* Set exercise: Turn the data below into a JSON list of strings, with one string per line and blank lines omitted.

[start]

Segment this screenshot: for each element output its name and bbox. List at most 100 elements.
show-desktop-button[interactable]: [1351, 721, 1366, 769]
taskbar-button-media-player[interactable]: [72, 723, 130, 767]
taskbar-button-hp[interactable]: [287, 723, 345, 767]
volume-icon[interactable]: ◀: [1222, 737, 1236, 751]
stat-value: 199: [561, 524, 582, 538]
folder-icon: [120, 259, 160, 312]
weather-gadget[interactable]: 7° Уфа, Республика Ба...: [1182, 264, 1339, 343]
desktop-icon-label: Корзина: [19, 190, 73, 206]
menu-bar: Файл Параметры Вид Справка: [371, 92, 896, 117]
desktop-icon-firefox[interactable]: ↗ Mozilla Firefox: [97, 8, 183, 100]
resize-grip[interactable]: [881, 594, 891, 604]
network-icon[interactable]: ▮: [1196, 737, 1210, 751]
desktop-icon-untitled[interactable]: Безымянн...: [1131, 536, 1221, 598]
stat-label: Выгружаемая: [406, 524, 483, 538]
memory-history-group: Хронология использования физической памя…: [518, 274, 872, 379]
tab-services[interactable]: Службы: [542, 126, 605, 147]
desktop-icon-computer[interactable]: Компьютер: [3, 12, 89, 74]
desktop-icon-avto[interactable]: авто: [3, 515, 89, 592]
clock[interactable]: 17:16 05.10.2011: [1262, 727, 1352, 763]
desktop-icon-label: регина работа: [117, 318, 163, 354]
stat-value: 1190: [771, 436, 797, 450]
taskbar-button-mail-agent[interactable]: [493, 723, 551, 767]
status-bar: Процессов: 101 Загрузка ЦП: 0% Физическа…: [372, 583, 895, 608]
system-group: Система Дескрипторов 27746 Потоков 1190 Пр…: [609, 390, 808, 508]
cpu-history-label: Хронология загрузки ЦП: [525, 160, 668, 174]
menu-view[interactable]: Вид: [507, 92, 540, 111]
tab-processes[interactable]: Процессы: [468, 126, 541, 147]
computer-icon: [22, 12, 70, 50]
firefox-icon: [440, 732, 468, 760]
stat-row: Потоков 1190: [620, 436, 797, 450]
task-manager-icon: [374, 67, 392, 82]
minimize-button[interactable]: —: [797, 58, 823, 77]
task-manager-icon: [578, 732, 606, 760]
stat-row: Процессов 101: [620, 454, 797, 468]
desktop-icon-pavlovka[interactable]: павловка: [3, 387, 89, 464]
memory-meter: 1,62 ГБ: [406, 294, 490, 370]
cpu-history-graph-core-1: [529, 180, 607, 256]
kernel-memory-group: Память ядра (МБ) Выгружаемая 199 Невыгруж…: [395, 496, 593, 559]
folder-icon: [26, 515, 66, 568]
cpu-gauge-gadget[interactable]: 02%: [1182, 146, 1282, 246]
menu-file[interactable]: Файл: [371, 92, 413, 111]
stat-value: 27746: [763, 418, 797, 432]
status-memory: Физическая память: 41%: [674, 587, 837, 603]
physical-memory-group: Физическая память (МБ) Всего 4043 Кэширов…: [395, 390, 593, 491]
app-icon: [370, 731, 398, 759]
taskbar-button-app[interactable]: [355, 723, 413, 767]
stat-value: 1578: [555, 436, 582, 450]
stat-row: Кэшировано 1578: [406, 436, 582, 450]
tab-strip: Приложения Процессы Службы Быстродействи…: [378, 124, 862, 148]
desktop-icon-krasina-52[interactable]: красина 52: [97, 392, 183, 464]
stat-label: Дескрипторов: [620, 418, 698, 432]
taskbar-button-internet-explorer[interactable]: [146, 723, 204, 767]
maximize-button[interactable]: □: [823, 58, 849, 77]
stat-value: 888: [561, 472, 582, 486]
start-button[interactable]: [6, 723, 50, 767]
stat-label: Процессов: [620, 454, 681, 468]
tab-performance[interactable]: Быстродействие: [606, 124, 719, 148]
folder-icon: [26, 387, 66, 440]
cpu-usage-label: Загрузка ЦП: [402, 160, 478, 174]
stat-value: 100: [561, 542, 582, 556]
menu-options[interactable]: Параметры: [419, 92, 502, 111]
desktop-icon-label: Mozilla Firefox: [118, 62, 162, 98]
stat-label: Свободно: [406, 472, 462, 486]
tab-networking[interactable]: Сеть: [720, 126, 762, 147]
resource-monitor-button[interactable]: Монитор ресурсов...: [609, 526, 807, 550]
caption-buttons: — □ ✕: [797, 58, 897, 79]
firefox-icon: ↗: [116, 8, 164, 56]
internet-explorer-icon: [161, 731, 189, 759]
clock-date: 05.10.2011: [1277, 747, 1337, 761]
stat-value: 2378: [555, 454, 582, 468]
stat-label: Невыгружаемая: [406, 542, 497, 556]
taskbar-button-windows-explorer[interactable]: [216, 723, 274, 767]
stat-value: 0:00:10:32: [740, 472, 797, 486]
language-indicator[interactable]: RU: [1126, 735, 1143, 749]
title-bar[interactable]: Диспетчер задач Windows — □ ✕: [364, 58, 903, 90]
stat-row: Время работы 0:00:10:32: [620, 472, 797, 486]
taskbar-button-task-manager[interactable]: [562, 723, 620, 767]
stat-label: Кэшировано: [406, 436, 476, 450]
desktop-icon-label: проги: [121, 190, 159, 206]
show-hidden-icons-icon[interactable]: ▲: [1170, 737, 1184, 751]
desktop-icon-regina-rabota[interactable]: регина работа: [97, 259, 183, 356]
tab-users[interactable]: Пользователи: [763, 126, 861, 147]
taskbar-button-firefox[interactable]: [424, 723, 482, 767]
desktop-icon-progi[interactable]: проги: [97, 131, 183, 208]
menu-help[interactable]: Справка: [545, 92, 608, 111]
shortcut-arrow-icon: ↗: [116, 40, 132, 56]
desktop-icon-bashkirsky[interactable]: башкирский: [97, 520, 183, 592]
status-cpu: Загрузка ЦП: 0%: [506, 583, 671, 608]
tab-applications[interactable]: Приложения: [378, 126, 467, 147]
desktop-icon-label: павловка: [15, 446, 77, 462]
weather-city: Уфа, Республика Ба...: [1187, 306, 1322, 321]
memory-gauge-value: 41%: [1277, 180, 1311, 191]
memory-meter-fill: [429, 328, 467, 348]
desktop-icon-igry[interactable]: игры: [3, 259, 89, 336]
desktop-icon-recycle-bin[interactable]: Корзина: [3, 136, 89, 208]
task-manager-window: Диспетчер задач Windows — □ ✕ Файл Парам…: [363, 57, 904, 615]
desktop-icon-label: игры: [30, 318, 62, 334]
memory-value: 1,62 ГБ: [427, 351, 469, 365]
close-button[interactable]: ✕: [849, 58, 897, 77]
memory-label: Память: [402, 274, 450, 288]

[end]

* Solution:
[
  "Segment this screenshot: for each element output its name and bbox. List at most 100 elements.",
  "show-desktop-button[interactable]: [1351, 721, 1366, 769]",
  "taskbar-button-media-player[interactable]: [72, 723, 130, 767]",
  "taskbar-button-hp[interactable]: [287, 723, 345, 767]",
  "volume-icon[interactable]: ◀: [1222, 737, 1236, 751]",
  "stat-value: 199: [561, 524, 582, 538]",
  "folder-icon: [120, 259, 160, 312]",
  "weather-gadget[interactable]: 7° Уфа, Республика Ба...: [1182, 264, 1339, 343]",
  "desktop-icon-label: Корзина: [19, 190, 73, 206]",
  "menu-bar: Файл Параметры Вид Справка: [371, 92, 896, 117]",
  "desktop-icon-firefox[interactable]: ↗ Mozilla Firefox: [97, 8, 183, 100]",
  "resize-grip[interactable]: [881, 594, 891, 604]",
  "network-icon[interactable]: ▮: [1196, 737, 1210, 751]",
  "desktop-icon-untitled[interactable]: Безымянн...: [1131, 536, 1221, 598]",
  "stat-label: Выгружаемая: [406, 524, 483, 538]",
  "memory-history-group: Хронология использования физической памя…: [518, 274, 872, 379]",
  "tab-services[interactable]: Службы: [542, 126, 605, 147]",
  "desktop-icon-computer[interactable]: Компьютер: [3, 12, 89, 74]",
  "desktop-icon-avto[interactable]: авто: [3, 515, 89, 592]",
  "clock[interactable]: 17:16 05.10.2011: [1262, 727, 1352, 763]",
  "desktop-icon-label: регина работа: [117, 318, 163, 354]",
  "stat-value: 1190: [771, 436, 797, 450]",
  "taskbar-button-mail-agent[interactable]: [493, 723, 551, 767]",
  "status-bar: Процессов: 101 Загрузка ЦП: 0% Физическа…: [372, 583, 895, 608]",
  "system-group: Система Дескрипторов 27746 Потоков 1190 Пр…: [609, 390, 808, 508]",
  "cpu-history-label: Хронология загрузки ЦП: [525, 160, 668, 174]",
  "menu-view[interactable]: Вид: [507, 92, 540, 111]",
  "tab-processes[interactable]: Процессы: [468, 126, 541, 147]",
  "computer-icon: [22, 12, 70, 50]",
  "firefox-icon: [440, 732, 468, 760]",
  "stat-row: Потоков 1190: [620, 436, 797, 450]",
  "task-manager-icon: [374, 67, 392, 82]",
  "minimize-button[interactable]: —: [797, 58, 823, 77]",
  "task-manager-icon: [578, 732, 606, 760]",
  "stat-row: Процессов 101: [620, 454, 797, 468]",
  "desktop-icon-pavlovka[interactable]: павловка: [3, 387, 89, 464]",
  "memory-meter: 1,62 ГБ: [406, 294, 490, 370]",
  "cpu-history-graph-core-1: [529, 180, 607, 256]",
  "kernel-memory-group: Память ядра (МБ) Выгружаемая 199 Невыгруж…: [395, 496, 593, 559]",
  "folder-icon: [26, 515, 66, 568]",
  "cpu-gauge-gadget[interactable]: 02%: [1182, 146, 1282, 246]",
  "menu-file[interactable]: Файл: [371, 92, 413, 111]",
  "stat-value: 27746: [763, 418, 797, 432]",
  "status-memory: Физическая память: 41%: [674, 587, 837, 603]",
  "physical-memory-group: Физическая память (МБ) Всего 4043 Кэширов…: [395, 390, 593, 491]",
  "app-icon: [370, 731, 398, 759]",
  "taskbar-button-app[interactable]: [355, 723, 413, 767]",
  "stat-value: 1578: [555, 436, 582, 450]",
  "stat-row: Кэшировано 1578: [406, 436, 582, 450]",
  "tab-strip: Приложения Процессы Службы Быстродействи…: [378, 124, 862, 148]",
  "desktop-icon-krasina-52[interactable]: красина 52: [97, 392, 183, 464]",
  "stat-label: Дескрипторов: [620, 418, 698, 432]",
  "taskbar-button-internet-explorer[interactable]: [146, 723, 204, 767]",
  "maximize-button[interactable]: □: [823, 58, 849, 77]",
  "stat-value: 888: [561, 472, 582, 486]",
  "start-button[interactable]: [6, 723, 50, 767]",
  "stat-label: Процессов: [620, 454, 681, 468]",
  "tab-performance[interactable]: Быстродействие: [606, 124, 719, 148]",
  "folder-icon: [26, 387, 66, 440]",
  "cpu-usage-label: Загрузка ЦП: [402, 160, 478, 174]",
  "stat-value: 100: [561, 542, 582, 556]",
  "menu-options[interactable]: Параметры: [419, 92, 502, 111]",
  "desktop-icon-label: Mozilla Firefox: [118, 62, 162, 98]",
  "stat-label: Свободно: [406, 472, 462, 486]",
  "tab-networking[interactable]: Сеть: [720, 126, 762, 147]",
  "resource-monitor-button[interactable]: Монитор ресурсов...: [609, 526, 807, 550]",
  "caption-buttons: — □ ✕: [797, 58, 897, 79]",
  "firefox-icon: ↗: [116, 8, 164, 56]",
  "internet-explorer-icon: [161, 731, 189, 759]",
  "clock-date: 05.10.2011: [1277, 747, 1337, 761]",
  "stat-value: 2378: [555, 454, 582, 468]",
  "stat-label: Невыгружаемая: [406, 542, 497, 556]",
  "taskbar-button-windows-explorer[interactable]: [216, 723, 274, 767]",
  "stat-value: 0:00:10:32: [740, 472, 797, 486]",
  "language-indicator[interactable]: RU: [1126, 735, 1143, 749]",
  "title-bar[interactable]: Диспетчер задач Windows — □ ✕: [364, 58, 903, 90]",
  "stat-row: Время работы 0:00:10:32: [620, 472, 797, 486]",
  "taskbar-button-task-manager[interactable]: [562, 723, 620, 767]",
  "stat-label: Кэшировано: [406, 436, 476, 450]",
  "desktop-icon-label: проги: [121, 190, 159, 206]",
  "show-hidden-icons-icon[interactable]: ▲: [1170, 737, 1184, 751]",
  "desktop-icon-regina-rabota[interactable]: регина работа: [97, 259, 183, 356]",
  "tab-users[interactable]: Пользователи: [763, 126, 861, 147]",
  "taskbar-button-firefox[interactable]: [424, 723, 482, 767]",
  "desktop-icon-progi[interactable]: проги: [97, 131, 183, 208]",
  "menu-help[interactable]: Справка: [545, 92, 608, 111]",
  "shortcut-arrow-icon: ↗: [116, 40, 132, 56]",
  "desktop-icon-bashkirsky[interactable]: башкирский: [97, 520, 183, 592]",
  "status-cpu: Загрузка ЦП: 0%: [506, 583, 671, 608]",
  "tab-applications[interactable]: Приложения: [378, 126, 467, 147]",
  "desktop-icon-label: павловка: [15, 446, 77, 462]",
  "weather-city: Уфа, Республика Ба...: [1187, 306, 1322, 321]",
  "memory-gauge-value: 41%: [1277, 180, 1311, 191]",
  "memory-meter-fill: [429, 328, 467, 348]",
  "desktop-icon-igry[interactable]: игры: [3, 259, 89, 336]",
  "desktop-icon-recycle-bin[interactable]: Корзина: [3, 136, 89, 208]",
  "task-manager-window: Диспетчер задач Windows — □ ✕ Файл Парам…: [363, 57, 904, 615]",
  "desktop-icon-label: игры: [30, 318, 62, 334]",
  "memory-value: 1,62 ГБ: [427, 351, 469, 365]",
  "close-button[interactable]: ✕: [849, 58, 897, 77]",
  "memory-label: Память: [402, 274, 450, 288]"
]